Task requirements: Without altering anything, output the material below.

Supplied entries:
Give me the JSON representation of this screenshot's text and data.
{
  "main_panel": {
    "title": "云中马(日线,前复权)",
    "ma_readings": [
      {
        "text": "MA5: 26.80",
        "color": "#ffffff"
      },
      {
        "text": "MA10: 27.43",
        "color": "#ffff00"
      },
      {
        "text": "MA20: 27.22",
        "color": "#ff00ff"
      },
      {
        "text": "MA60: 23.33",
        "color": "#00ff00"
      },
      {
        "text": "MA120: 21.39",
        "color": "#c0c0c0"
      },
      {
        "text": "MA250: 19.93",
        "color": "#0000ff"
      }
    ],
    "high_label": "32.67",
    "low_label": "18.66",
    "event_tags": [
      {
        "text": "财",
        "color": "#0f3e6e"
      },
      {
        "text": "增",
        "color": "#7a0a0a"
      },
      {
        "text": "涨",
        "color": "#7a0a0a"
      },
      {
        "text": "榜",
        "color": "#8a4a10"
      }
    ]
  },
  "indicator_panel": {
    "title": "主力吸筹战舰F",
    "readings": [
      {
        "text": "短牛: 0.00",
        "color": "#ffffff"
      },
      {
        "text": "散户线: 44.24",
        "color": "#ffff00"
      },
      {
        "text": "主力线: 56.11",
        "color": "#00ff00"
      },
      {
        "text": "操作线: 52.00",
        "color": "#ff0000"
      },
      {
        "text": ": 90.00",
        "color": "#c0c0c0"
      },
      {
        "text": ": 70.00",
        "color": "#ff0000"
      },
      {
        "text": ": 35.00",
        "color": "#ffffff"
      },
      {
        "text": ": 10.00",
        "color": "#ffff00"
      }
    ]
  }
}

Finished task:
Give me the JSON representation of this screenshot's text and data.
{
  "main_panel": {
    "title": "云中马(日线,前复权)",
    "ma_readings": [
      {
        "text": "MA5: 26.80",
        "color": "#ffffff"
      },
      {
        "text": "MA10: 27.43",
        "color": "#ffff00"
      },
      {
        "text": "MA20: 27.22",
        "color": "#ff00ff"
      },
      {
        "text": "MA60: 23.33",
        "color": "#00ff00"
      },
      {
        "text": "MA120: 21.39",
        "color": "#c0c0c0"
      },
      {
        "text": "MA250: 19.93",
        "color": "#0000ff"
      }
    ],
    "high_label": "32.67",
    "low_label": "18.66",
    "event_tags": [
      {
        "text": "财",
        "color": "#0f3e6e"
      },
      {
        "text": "增",
        "color": "#7a0a0a"
      },
      {
        "text": "涨",
        "color": "#7a0a0a"
      },
      {
        "text": "榜",
        "color": "#8a4a10"
      }
    ]
  },
  "indicator_panel": {
    "title": "主力吸筹战舰F",
    "readings": [
      {
        "text": "短牛: 0.00",
        "color": "#ffffff"
      },
      {
        "text": "散户线: 44.24",
        "color": "#ffff00"
      },
      {
        "text": "主力线: 56.11",
        "color": "#00ff00"
      },
      {
        "text": "操作线: 52.00",
        "color": "#ff0000"
      },
      {
        "text": ": 90.00",
        "color": "#c0c0c0"
      },
      {
        "text": ": 70.00",
        "color": "#ff0000"
      },
      {
        "text": ": 35.00",
        "color": "#ffffff"
      },
      {
        "text": ": 10.00",
        "color": "#ffff00"
      }
    ]
  }
}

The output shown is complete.